__DIRECTIONS__
Quote every line as written. Omit pictures.

BEGIN THE RECORDS

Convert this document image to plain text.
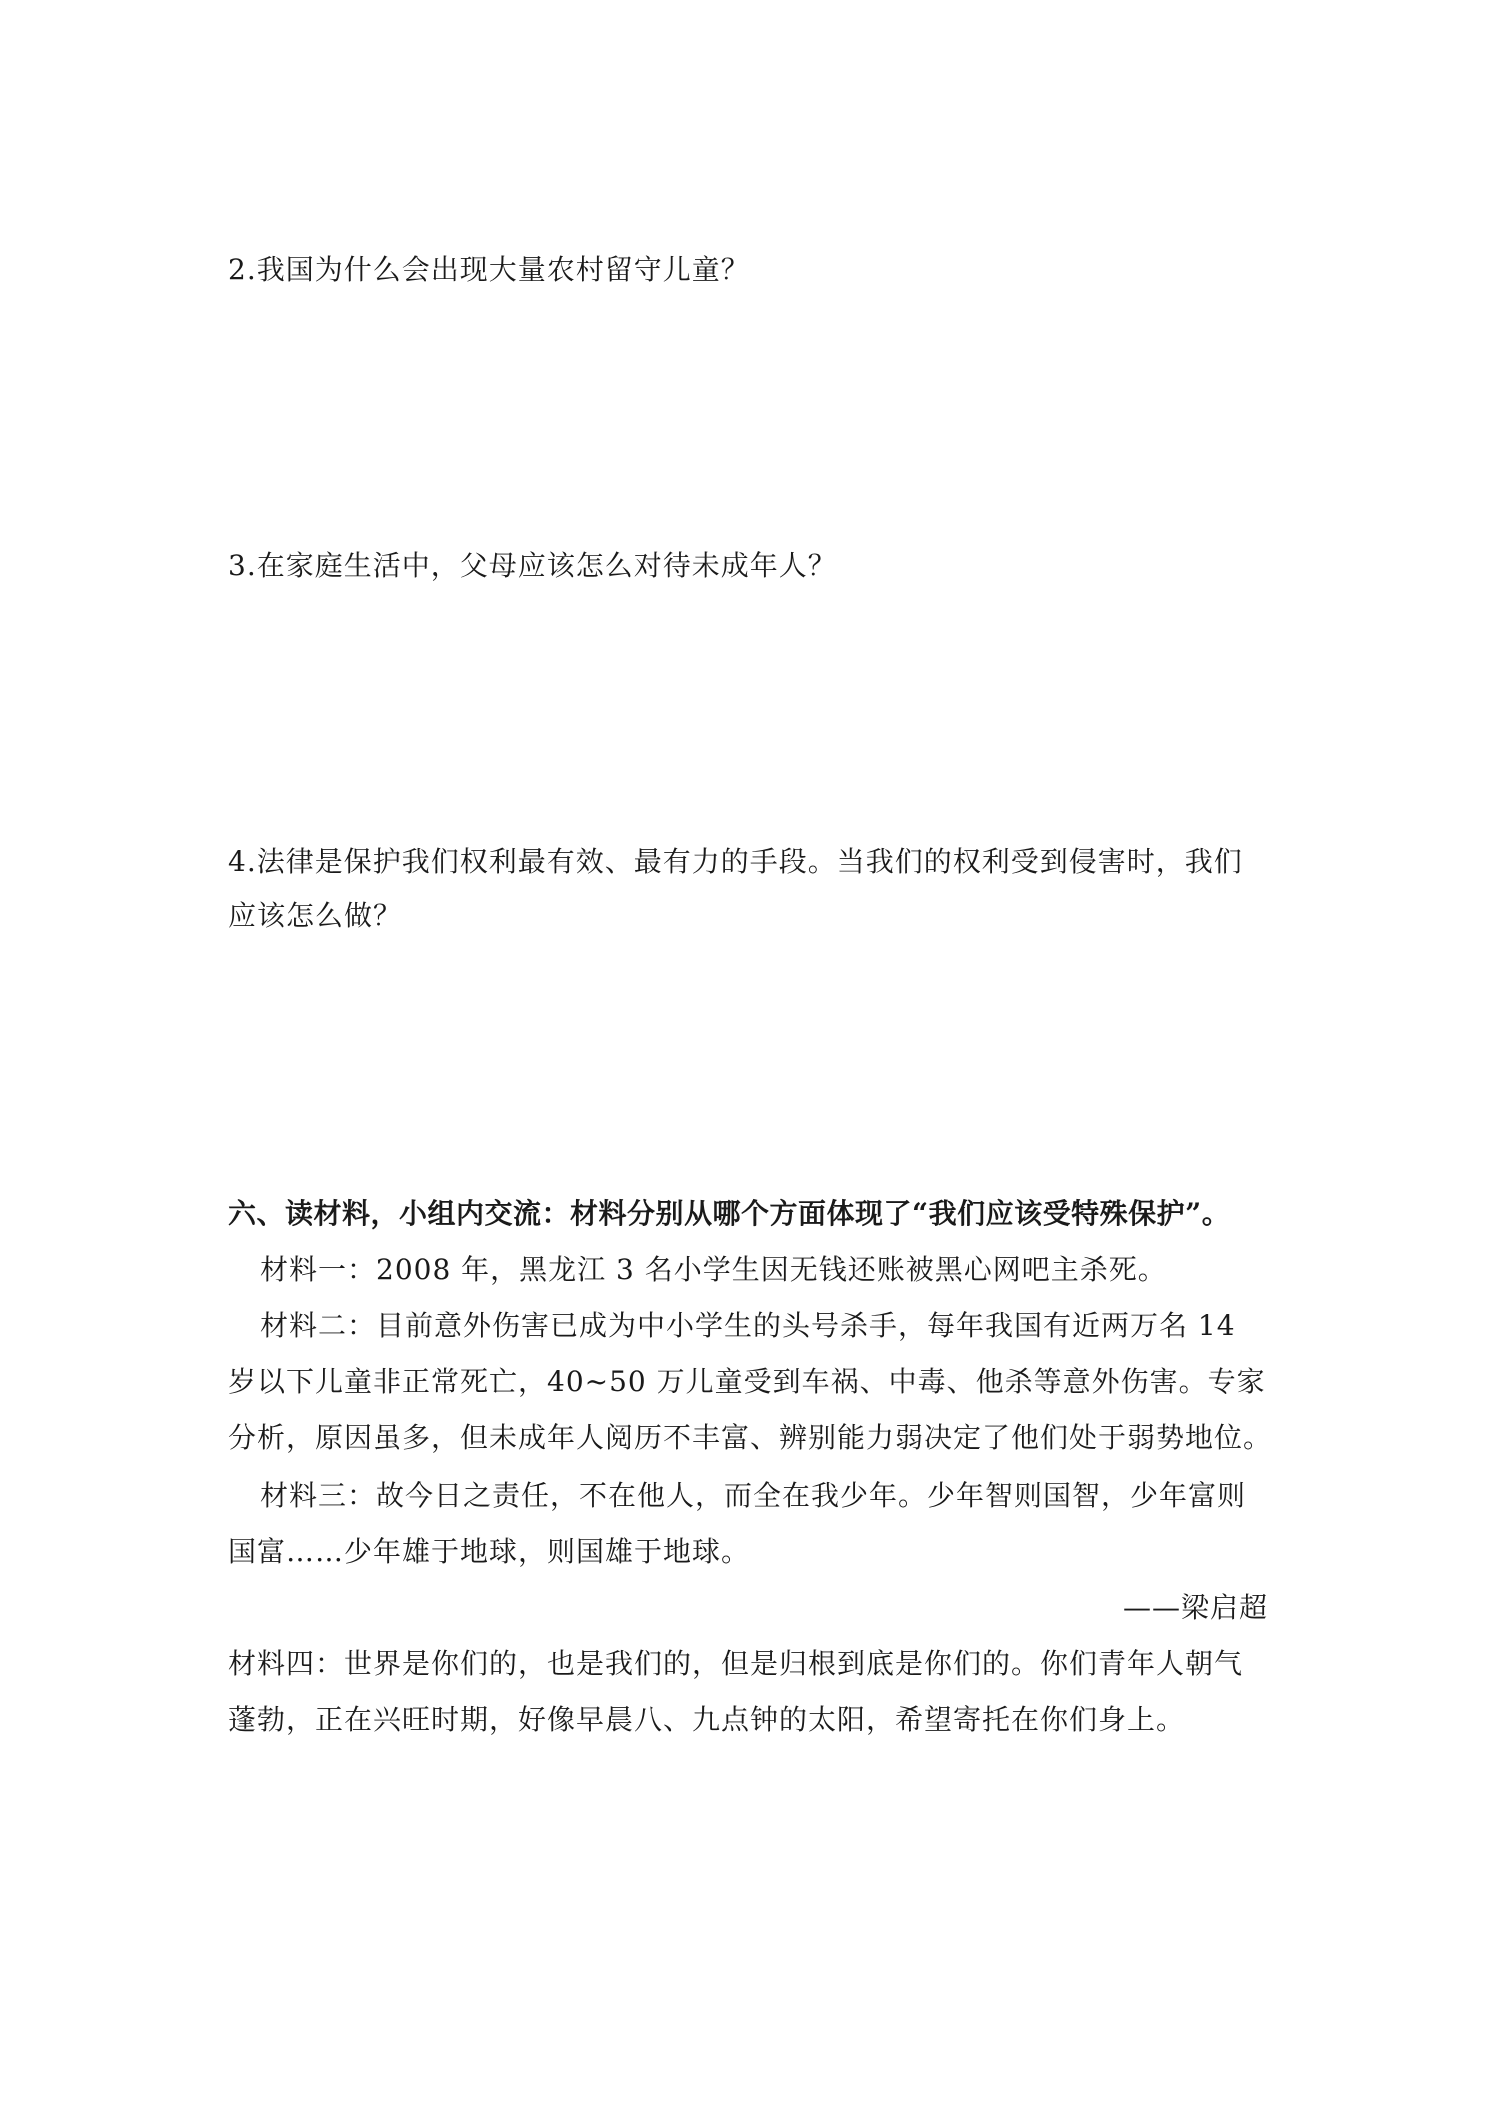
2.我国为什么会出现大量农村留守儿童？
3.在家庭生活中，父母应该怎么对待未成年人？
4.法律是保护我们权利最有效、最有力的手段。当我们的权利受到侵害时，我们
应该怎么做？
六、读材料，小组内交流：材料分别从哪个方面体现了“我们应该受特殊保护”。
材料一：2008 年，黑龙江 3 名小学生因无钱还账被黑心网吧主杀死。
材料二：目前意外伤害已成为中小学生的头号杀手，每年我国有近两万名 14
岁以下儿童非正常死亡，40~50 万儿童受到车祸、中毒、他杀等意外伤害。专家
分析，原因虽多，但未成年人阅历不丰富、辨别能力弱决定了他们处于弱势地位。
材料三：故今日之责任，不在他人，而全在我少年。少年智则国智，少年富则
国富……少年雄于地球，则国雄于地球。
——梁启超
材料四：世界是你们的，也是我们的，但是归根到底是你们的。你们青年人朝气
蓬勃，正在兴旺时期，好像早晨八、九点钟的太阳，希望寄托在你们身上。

END THE RECORDS

__PROBLEM SOLUTION__
Convert this document image to plain text.
2.我国为什么会出现大量农村留守儿童？
3.在家庭生活中，父母应该怎么对待未成年人？
4.法律是保护我们权利最有效、最有力的手段。当我们的权利受到侵害时，我们
应该怎么做？
六、读材料，小组内交流：材料分别从哪个方面体现了“我们应该受特殊保护”。
材料一：2008 年，黑龙江 3 名小学生因无钱还账被黑心网吧主杀死。
材料二：目前意外伤害已成为中小学生的头号杀手，每年我国有近两万名 14
岁以下儿童非正常死亡，40~50 万儿童受到车祸、中毒、他杀等意外伤害。专家
分析，原因虽多，但未成年人阅历不丰富、辨别能力弱决定了他们处于弱势地位。
材料三：故今日之责任，不在他人，而全在我少年。少年智则国智，少年富则
国富……少年雄于地球，则国雄于地球。
——梁启超
材料四：世界是你们的，也是我们的，但是归根到底是你们的。你们青年人朝气
蓬勃，正在兴旺时期，好像早晨八、九点钟的太阳，希望寄托在你们身上。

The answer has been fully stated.